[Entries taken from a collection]
+ + +
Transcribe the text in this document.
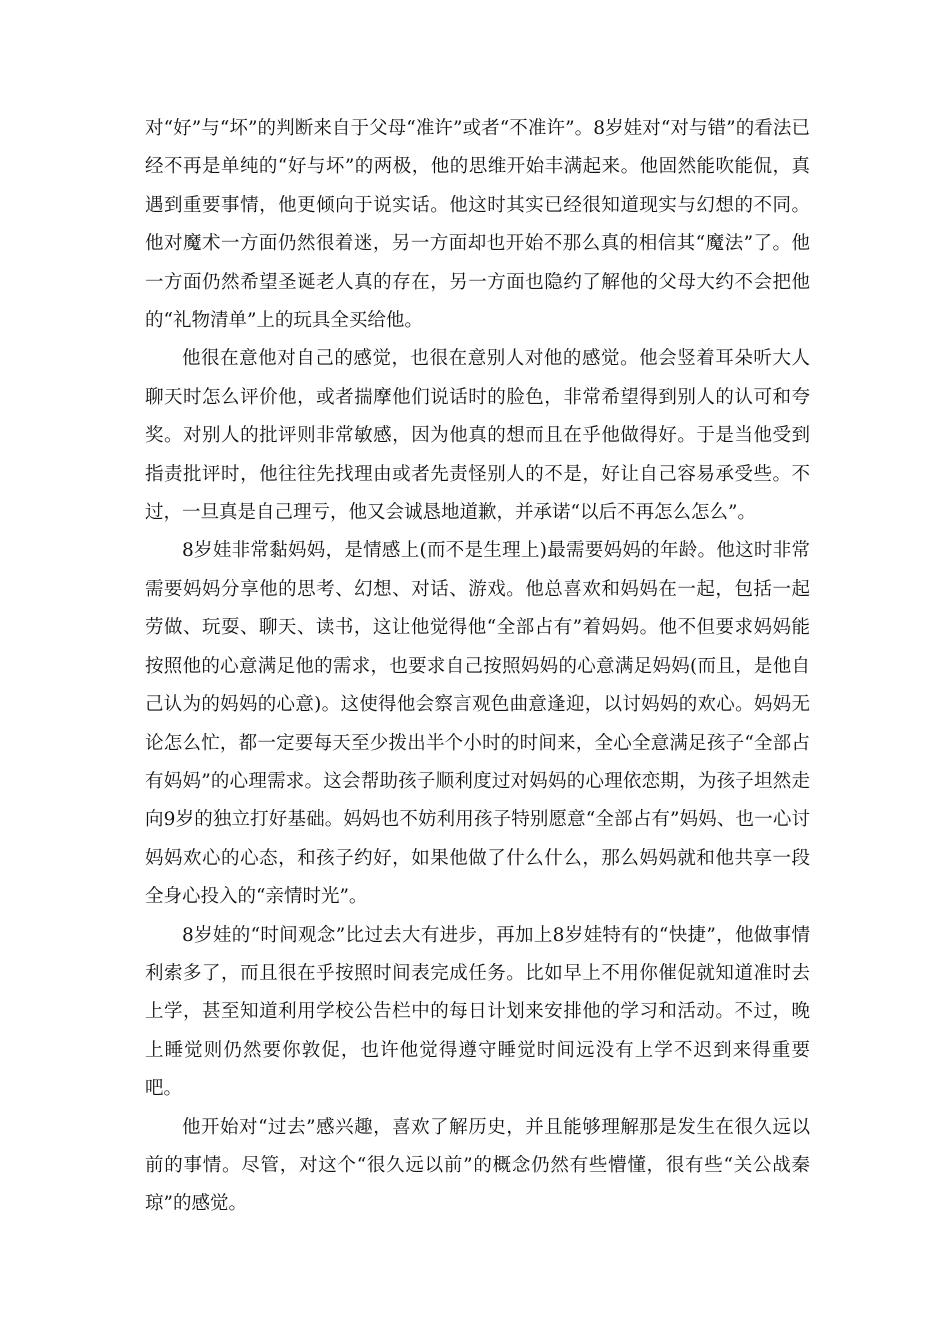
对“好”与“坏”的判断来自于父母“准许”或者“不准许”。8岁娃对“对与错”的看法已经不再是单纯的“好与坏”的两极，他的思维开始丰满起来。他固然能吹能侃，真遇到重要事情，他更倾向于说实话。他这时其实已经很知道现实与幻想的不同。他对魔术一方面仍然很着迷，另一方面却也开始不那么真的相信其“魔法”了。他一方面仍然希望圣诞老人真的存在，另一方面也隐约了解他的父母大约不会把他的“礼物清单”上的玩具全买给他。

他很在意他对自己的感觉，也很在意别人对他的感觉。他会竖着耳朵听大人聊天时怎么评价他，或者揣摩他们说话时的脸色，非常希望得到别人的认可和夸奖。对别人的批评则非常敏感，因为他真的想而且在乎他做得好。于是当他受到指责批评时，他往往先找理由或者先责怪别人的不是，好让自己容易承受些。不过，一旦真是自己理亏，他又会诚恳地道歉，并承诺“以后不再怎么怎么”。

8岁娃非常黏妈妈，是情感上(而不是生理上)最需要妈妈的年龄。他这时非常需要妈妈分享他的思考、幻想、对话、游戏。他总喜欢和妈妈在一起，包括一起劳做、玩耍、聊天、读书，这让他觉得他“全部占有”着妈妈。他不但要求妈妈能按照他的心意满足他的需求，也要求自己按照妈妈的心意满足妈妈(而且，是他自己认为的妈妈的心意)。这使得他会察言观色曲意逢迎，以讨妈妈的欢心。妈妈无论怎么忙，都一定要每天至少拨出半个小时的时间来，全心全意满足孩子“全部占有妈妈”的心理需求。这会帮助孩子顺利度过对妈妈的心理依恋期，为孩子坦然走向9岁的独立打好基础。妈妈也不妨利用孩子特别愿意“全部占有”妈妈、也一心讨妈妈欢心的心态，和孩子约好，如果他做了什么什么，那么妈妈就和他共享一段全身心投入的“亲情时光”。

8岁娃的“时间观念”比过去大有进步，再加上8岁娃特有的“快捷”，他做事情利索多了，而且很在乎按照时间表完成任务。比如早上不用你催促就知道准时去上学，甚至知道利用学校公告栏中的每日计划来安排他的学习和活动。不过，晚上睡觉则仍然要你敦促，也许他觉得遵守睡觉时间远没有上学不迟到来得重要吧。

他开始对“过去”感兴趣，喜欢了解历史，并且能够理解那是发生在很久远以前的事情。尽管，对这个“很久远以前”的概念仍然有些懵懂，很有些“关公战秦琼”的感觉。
+ + +
What to work on: Transcribe the material as is, with images omitted.

Full response:
Transcribe the text in this document.
对“好”与“坏”的判断来自于父母“准许”或者“不准许”。8岁娃对“对与错”的看法已经不再是单纯的“好与坏”的两极，他的思维开始丰满起来。他固然能吹能侃，真遇到重要事情，他更倾向于说实话。他这时其实已经很知道现实与幻想的不同。他对魔术一方面仍然很着迷，另一方面却也开始不那么真的相信其“魔法”了。他一方面仍然希望圣诞老人真的存在，另一方面也隐约了解他的父母大约不会把他的“礼物清单”上的玩具全买给他。

他很在意他对自己的感觉，也很在意别人对他的感觉。他会竖着耳朵听大人聊天时怎么评价他，或者揣摩他们说话时的脸色，非常希望得到别人的认可和夸奖。对别人的批评则非常敏感，因为他真的想而且在乎他做得好。于是当他受到指责批评时，他往往先找理由或者先责怪别人的不是，好让自己容易承受些。不过，一旦真是自己理亏，他又会诚恳地道歉，并承诺“以后不再怎么怎么”。

8岁娃非常黏妈妈，是情感上(而不是生理上)最需要妈妈的年龄。他这时非常需要妈妈分享他的思考、幻想、对话、游戏。他总喜欢和妈妈在一起，包括一起劳做、玩耍、聊天、读书，这让他觉得他“全部占有”着妈妈。他不但要求妈妈能按照他的心意满足他的需求，也要求自己按照妈妈的心意满足妈妈(而且，是他自己认为的妈妈的心意)。这使得他会察言观色曲意逢迎，以讨妈妈的欢心。妈妈无论怎么忙，都一定要每天至少拨出半个小时的时间来，全心全意满足孩子“全部占有妈妈”的心理需求。这会帮助孩子顺利度过对妈妈的心理依恋期，为孩子坦然走向9岁的独立打好基础。妈妈也不妨利用孩子特别愿意“全部占有”妈妈、也一心讨妈妈欢心的心态，和孩子约好，如果他做了什么什么，那么妈妈就和他共享一段全身心投入的“亲情时光”。

8岁娃的“时间观念”比过去大有进步，再加上8岁娃特有的“快捷”，他做事情利索多了，而且很在乎按照时间表完成任务。比如早上不用你催促就知道准时去上学，甚至知道利用学校公告栏中的每日计划来安排他的学习和活动。不过，晚上睡觉则仍然要你敦促，也许他觉得遵守睡觉时间远没有上学不迟到来得重要吧。

他开始对“过去”感兴趣，喜欢了解历史，并且能够理解那是发生在很久远以前的事情。尽管，对这个“很久远以前”的概念仍然有些懵懂，很有些“关公战秦琼”的感觉。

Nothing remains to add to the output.